#### [Task to complete]
Please output the lines shown below exactly as they appear.

#### [Dataset content]
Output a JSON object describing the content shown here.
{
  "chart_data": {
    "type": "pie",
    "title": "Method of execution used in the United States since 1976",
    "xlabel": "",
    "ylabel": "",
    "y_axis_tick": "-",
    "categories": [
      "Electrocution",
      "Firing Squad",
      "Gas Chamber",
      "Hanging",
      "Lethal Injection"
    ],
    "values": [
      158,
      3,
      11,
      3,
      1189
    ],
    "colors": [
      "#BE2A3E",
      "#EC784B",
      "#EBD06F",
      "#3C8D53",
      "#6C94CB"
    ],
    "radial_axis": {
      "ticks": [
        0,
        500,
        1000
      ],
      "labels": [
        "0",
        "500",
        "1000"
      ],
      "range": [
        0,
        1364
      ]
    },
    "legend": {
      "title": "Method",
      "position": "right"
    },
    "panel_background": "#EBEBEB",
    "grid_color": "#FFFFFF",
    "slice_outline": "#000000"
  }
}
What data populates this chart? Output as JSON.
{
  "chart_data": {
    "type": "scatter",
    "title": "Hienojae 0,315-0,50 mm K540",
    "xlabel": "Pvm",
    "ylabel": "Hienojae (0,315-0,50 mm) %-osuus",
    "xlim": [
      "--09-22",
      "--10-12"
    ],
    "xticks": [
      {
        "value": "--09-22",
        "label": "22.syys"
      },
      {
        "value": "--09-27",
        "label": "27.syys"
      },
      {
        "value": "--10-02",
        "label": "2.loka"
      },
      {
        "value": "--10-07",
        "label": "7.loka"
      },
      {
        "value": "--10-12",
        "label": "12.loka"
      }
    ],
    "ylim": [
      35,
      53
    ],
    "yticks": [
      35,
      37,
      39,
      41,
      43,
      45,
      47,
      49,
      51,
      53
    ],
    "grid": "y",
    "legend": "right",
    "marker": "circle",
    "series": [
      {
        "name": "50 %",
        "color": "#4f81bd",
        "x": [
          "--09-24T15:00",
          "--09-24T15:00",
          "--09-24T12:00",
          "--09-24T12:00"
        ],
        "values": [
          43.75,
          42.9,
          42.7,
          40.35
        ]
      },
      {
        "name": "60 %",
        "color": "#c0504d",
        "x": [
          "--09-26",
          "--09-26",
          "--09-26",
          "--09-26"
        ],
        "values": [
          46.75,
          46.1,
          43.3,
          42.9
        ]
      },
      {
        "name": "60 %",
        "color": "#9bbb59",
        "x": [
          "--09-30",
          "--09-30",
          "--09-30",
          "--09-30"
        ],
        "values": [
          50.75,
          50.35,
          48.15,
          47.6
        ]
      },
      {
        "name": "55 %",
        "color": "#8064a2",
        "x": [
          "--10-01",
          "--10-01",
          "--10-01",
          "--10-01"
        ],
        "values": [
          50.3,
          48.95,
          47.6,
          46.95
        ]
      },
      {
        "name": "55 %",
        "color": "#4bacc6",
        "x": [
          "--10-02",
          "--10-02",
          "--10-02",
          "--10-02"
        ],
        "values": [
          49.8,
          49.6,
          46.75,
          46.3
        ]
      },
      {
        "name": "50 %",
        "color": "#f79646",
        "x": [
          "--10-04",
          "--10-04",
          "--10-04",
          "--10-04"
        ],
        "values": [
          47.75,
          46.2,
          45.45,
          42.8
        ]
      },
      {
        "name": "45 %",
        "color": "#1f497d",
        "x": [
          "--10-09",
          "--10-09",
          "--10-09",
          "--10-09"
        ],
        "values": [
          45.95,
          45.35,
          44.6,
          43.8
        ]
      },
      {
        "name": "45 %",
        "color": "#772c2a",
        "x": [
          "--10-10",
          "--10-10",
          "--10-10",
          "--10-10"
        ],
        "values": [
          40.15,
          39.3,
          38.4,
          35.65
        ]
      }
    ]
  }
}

#### [The reply]
Output a JSON object describing the content shown here.
{
  "chart_data": {
    "type": "pie",
    "title": "Method of execution used in the United States since 1976",
    "xlabel": "",
    "ylabel": "",
    "y_axis_tick": "-",
    "categories": [
      "Electrocution",
      "Firing Squad",
      "Gas Chamber",
      "Hanging",
      "Lethal Injection"
    ],
    "values": [
      158,
      3,
      11,
      3,
      1189
    ],
    "colors": [
      "#BE2A3E",
      "#EC784B",
      "#EBD06F",
      "#3C8D53",
      "#6C94CB"
    ],
    "radial_axis": {
      "ticks": [
        0,
        500,
        1000
      ],
      "labels": [
        "0",
        "500",
        "1000"
      ],
      "range": [
        0,
        1364
      ]
    },
    "legend": {
      "title": "Method",
      "position": "right"
    },
    "panel_background": "#EBEBEB",
    "grid_color": "#FFFFFF",
    "slice_outline": "#000000"
  }
}
What data populates this chart? Output as JSON.
{
  "chart_data": {
    "type": "scatter",
    "title": "Hienojae 0,315-0,50 mm K540",
    "xlabel": "Pvm",
    "ylabel": "Hienojae (0,315-0,50 mm) %-osuus",
    "xlim": [
      "--09-22",
      "--10-12"
    ],
    "xticks": [
      {
        "value": "--09-22",
        "label": "22.syys"
      },
      {
        "value": "--09-27",
        "label": "27.syys"
      },
      {
        "value": "--10-02",
        "label": "2.loka"
      },
      {
        "value": "--10-07",
        "label": "7.loka"
      },
      {
        "value": "--10-12",
        "label": "12.loka"
      }
    ],
    "ylim": [
      35,
      53
    ],
    "yticks": [
      35,
      37,
      39,
      41,
      43,
      45,
      47,
      49,
      51,
      53
    ],
    "grid": "y",
    "legend": "right",
    "marker": "circle",
    "series": [
      {
        "name": "50 %",
        "color": "#4f81bd",
        "x": [
          "--09-24T15:00",
          "--09-24T15:00",
          "--09-24T12:00",
          "--09-24T12:00"
        ],
        "values": [
          43.75,
          42.9,
          42.7,
          40.35
        ]
      },
      {
        "name": "60 %",
        "color": "#c0504d",
        "x": [
          "--09-26",
          "--09-26",
          "--09-26",
          "--09-26"
        ],
        "values": [
          46.75,
          46.1,
          43.3,
          42.9
        ]
      },
      {
        "name": "60 %",
        "color": "#9bbb59",
        "x": [
          "--09-30",
          "--09-30",
          "--09-30",
          "--09-30"
        ],
        "values": [
          50.75,
          50.35,
          48.15,
          47.6
        ]
      },
      {
        "name": "55 %",
        "color": "#8064a2",
        "x": [
          "--10-01",
          "--10-01",
          "--10-01",
          "--10-01"
        ],
        "values": [
          50.3,
          48.95,
          47.6,
          46.95
        ]
      },
      {
        "name": "55 %",
        "color": "#4bacc6",
        "x": [
          "--10-02",
          "--10-02",
          "--10-02",
          "--10-02"
        ],
        "values": [
          49.8,
          49.6,
          46.75,
          46.3
        ]
      },
      {
        "name": "50 %",
        "color": "#f79646",
        "x": [
          "--10-04",
          "--10-04",
          "--10-04",
          "--10-04"
        ],
        "values": [
          47.75,
          46.2,
          45.45,
          42.8
        ]
      },
      {
        "name": "45 %",
        "color": "#1f497d",
        "x": [
          "--10-09",
          "--10-09",
          "--10-09",
          "--10-09"
        ],
        "values": [
          45.95,
          45.35,
          44.6,
          43.8
        ]
      },
      {
        "name": "45 %",
        "color": "#772c2a",
        "x": [
          "--10-10",
          "--10-10",
          "--10-10",
          "--10-10"
        ],
        "values": [
          40.15,
          39.3,
          38.4,
          35.65
        ]
      }
    ]
  }
}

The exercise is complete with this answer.